> _What is expected_
Quote the whole listing word for word. Do not include the pictures.

> _Material for this exercise_
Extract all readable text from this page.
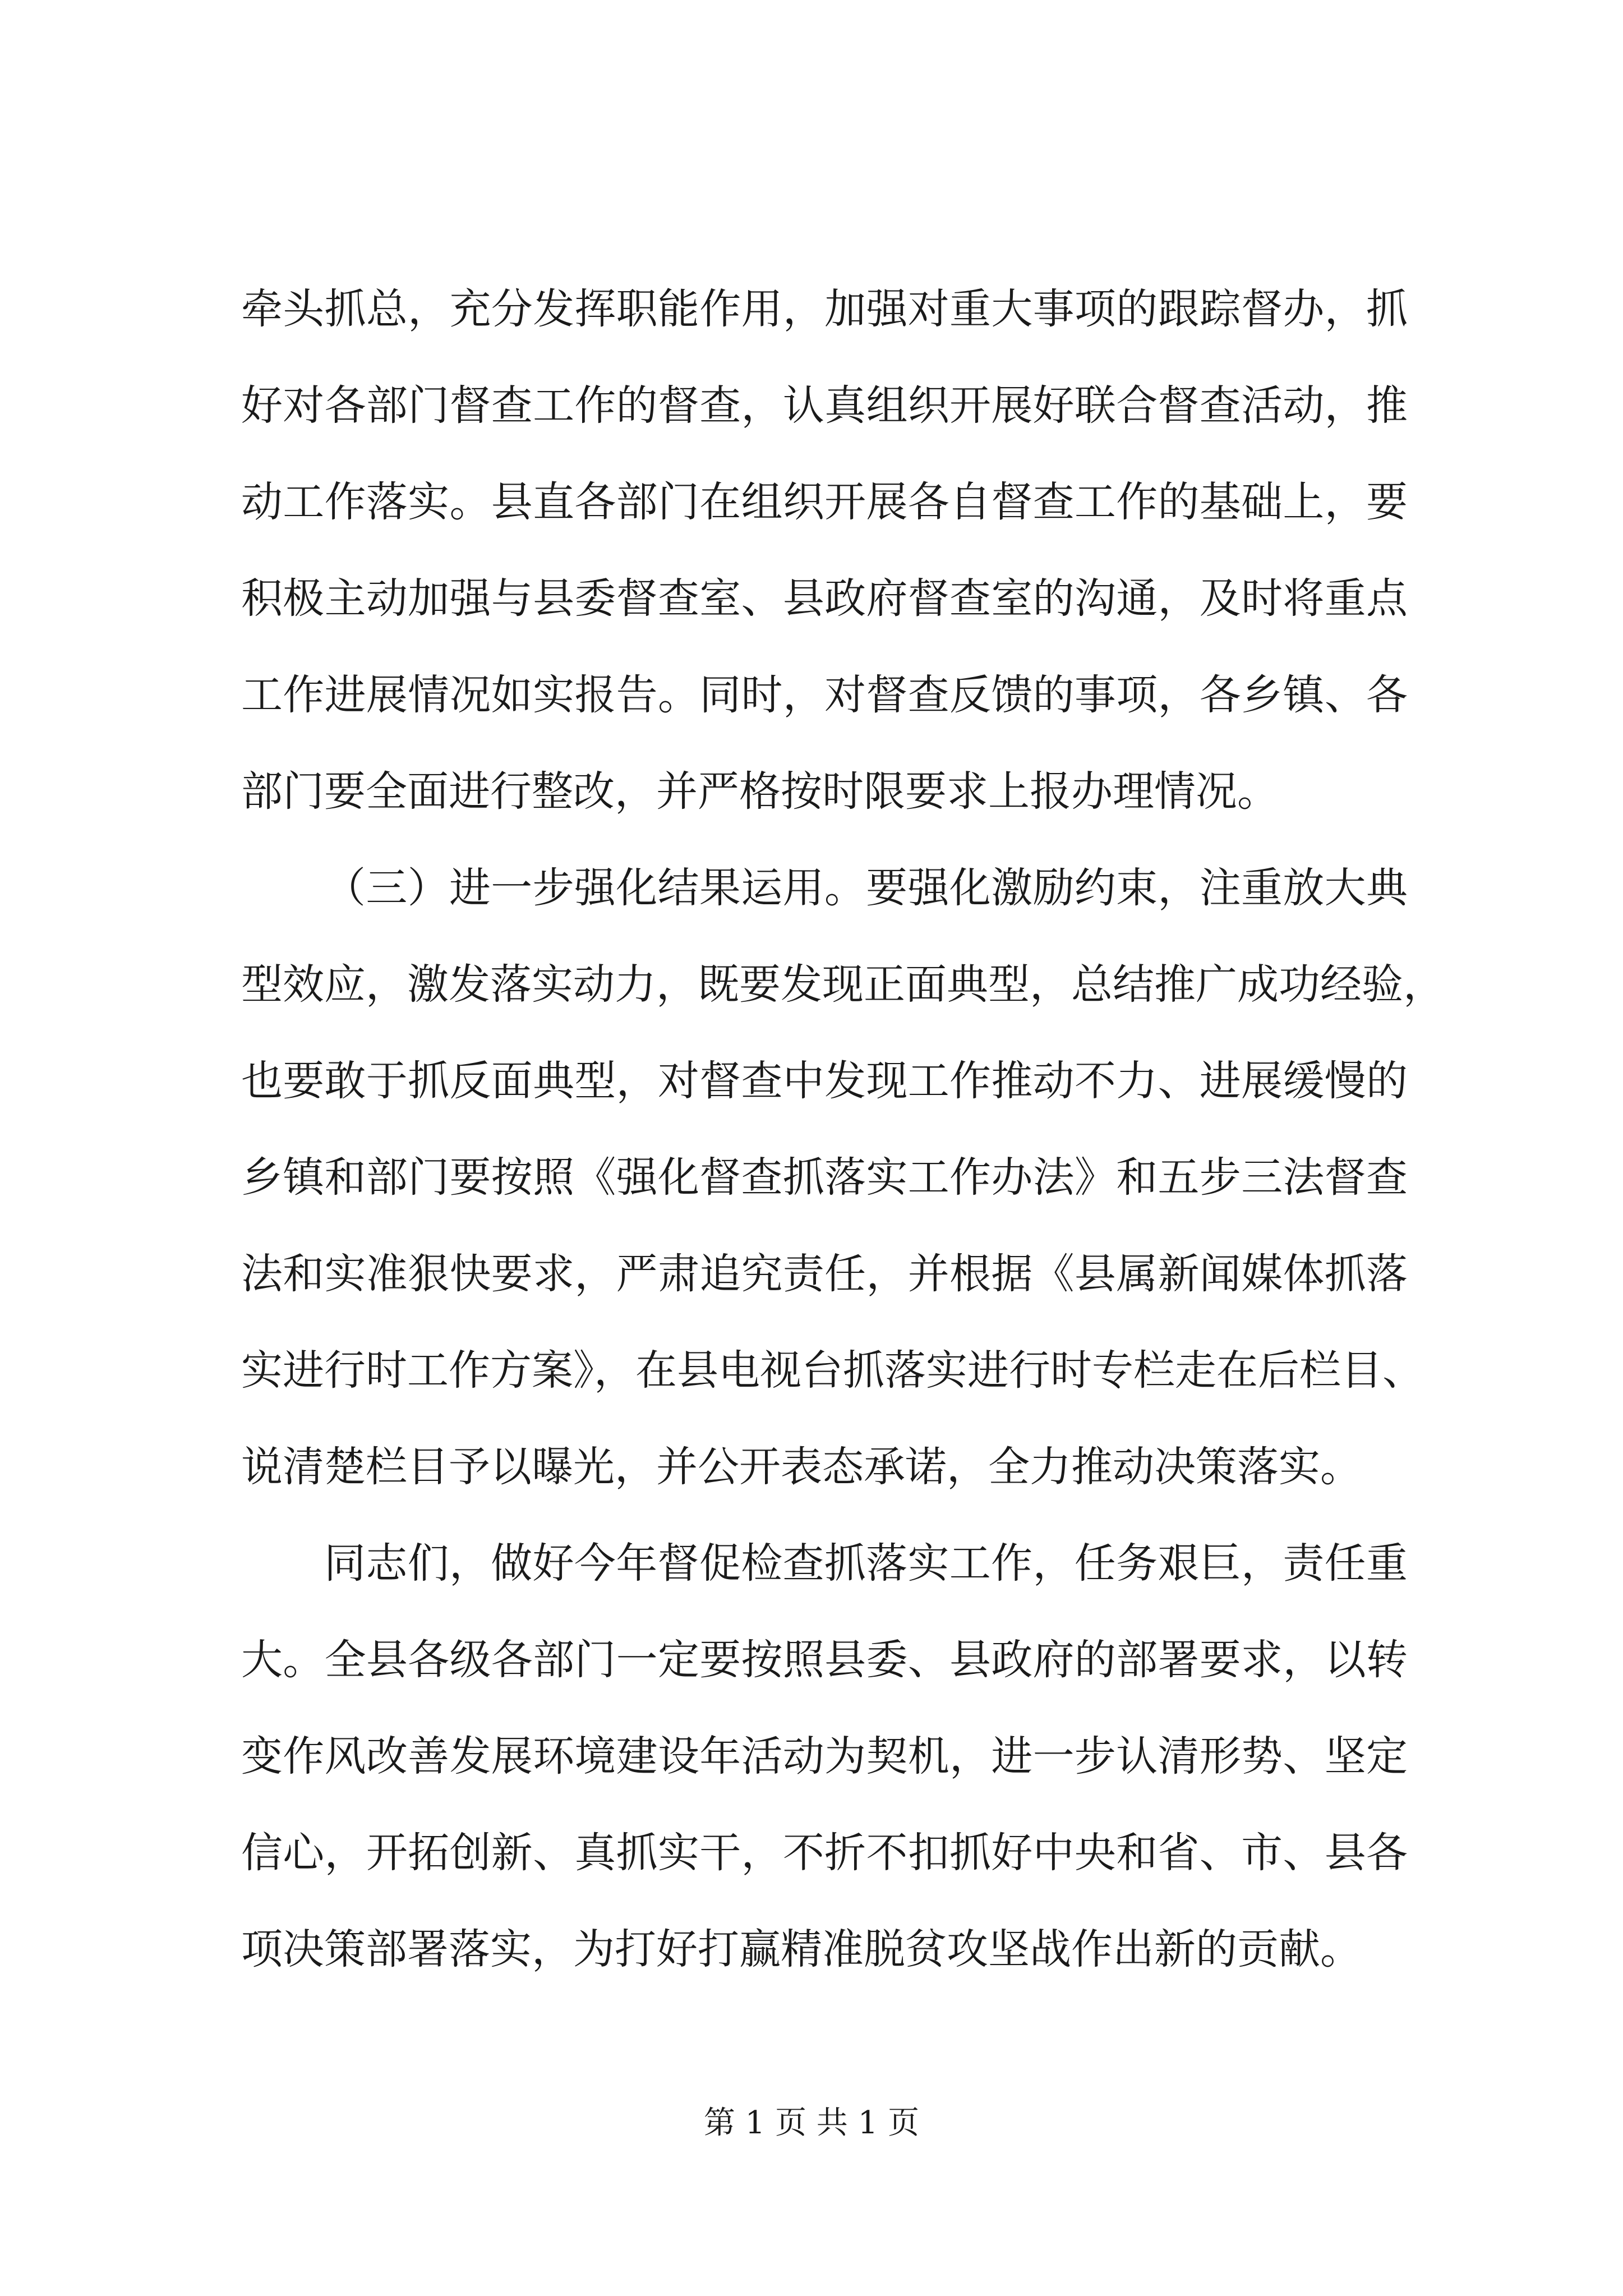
牵头抓总，充分发挥职能作用，加强对重大事项的跟踪督办，抓
好对各部门督查工作的督查，认真组织开展好联合督查活动，推
动工作落实。县直各部门在组织开展各自督查工作的基础上，要
积极主动加强与县委督查室、县政府督查室的沟通，及时将重点
工作进展情况如实报告。同时，对督查反馈的事项，各乡镇、各
部门要全面进行整改，并严格按时限要求上报办理情况。
（三）进一步强化结果运用。要强化激励约束，注重放大典
型效应，激发落实动力，既要发现正面典型，总结推广成功经验，
也要敢于抓反面典型，对督查中发现工作推动不力、进展缓慢的
乡镇和部门要按照《强化督查抓落实工作办法》和五步三法督查
法和实准狠快要求，严肃追究责任，并根据《县属新闻媒体抓落
实进行时工作方案》，在县电视台抓落实进行时专栏走在后栏目、
说清楚栏目予以曝光，并公开表态承诺，全力推动决策落实。
同志们，做好今年督促检查抓落实工作，任务艰巨，责任重
大。全县各级各部门一定要按照县委、县政府的部署要求，以转
变作风改善发展环境建设年活动为契机，进一步认清形势、坚定
信心，开拓创新、真抓实干，不折不扣抓好中央和省、市、县各
项决策部署落实，为打好打赢精准脱贫攻坚战作出新的贡献。
第 1 页 共 1 页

> _Task output_
Extract all readable text from this page.
牵头抓总，充分发挥职能作用，加强对重大事项的跟踪督办，抓
好对各部门督查工作的督查，认真组织开展好联合督查活动，推
动工作落实。县直各部门在组织开展各自督查工作的基础上，要
积极主动加强与县委督查室、县政府督查室的沟通，及时将重点
工作进展情况如实报告。同时，对督查反馈的事项，各乡镇、各
部门要全面进行整改，并严格按时限要求上报办理情况。
（三）进一步强化结果运用。要强化激励约束，注重放大典
型效应，激发落实动力，既要发现正面典型，总结推广成功经验，
也要敢于抓反面典型，对督查中发现工作推动不力、进展缓慢的
乡镇和部门要按照《强化督查抓落实工作办法》和五步三法督查
法和实准狠快要求，严肃追究责任，并根据《县属新闻媒体抓落
实进行时工作方案》，在县电视台抓落实进行时专栏走在后栏目、
说清楚栏目予以曝光，并公开表态承诺，全力推动决策落实。
同志们，做好今年督促检查抓落实工作，任务艰巨，责任重
大。全县各级各部门一定要按照县委、县政府的部署要求，以转
变作风改善发展环境建设年活动为契机，进一步认清形势、坚定
信心，开拓创新、真抓实干，不折不扣抓好中央和省、市、县各
项决策部署落实，为打好打赢精准脱贫攻坚战作出新的贡献。
第 1 页 共 1 页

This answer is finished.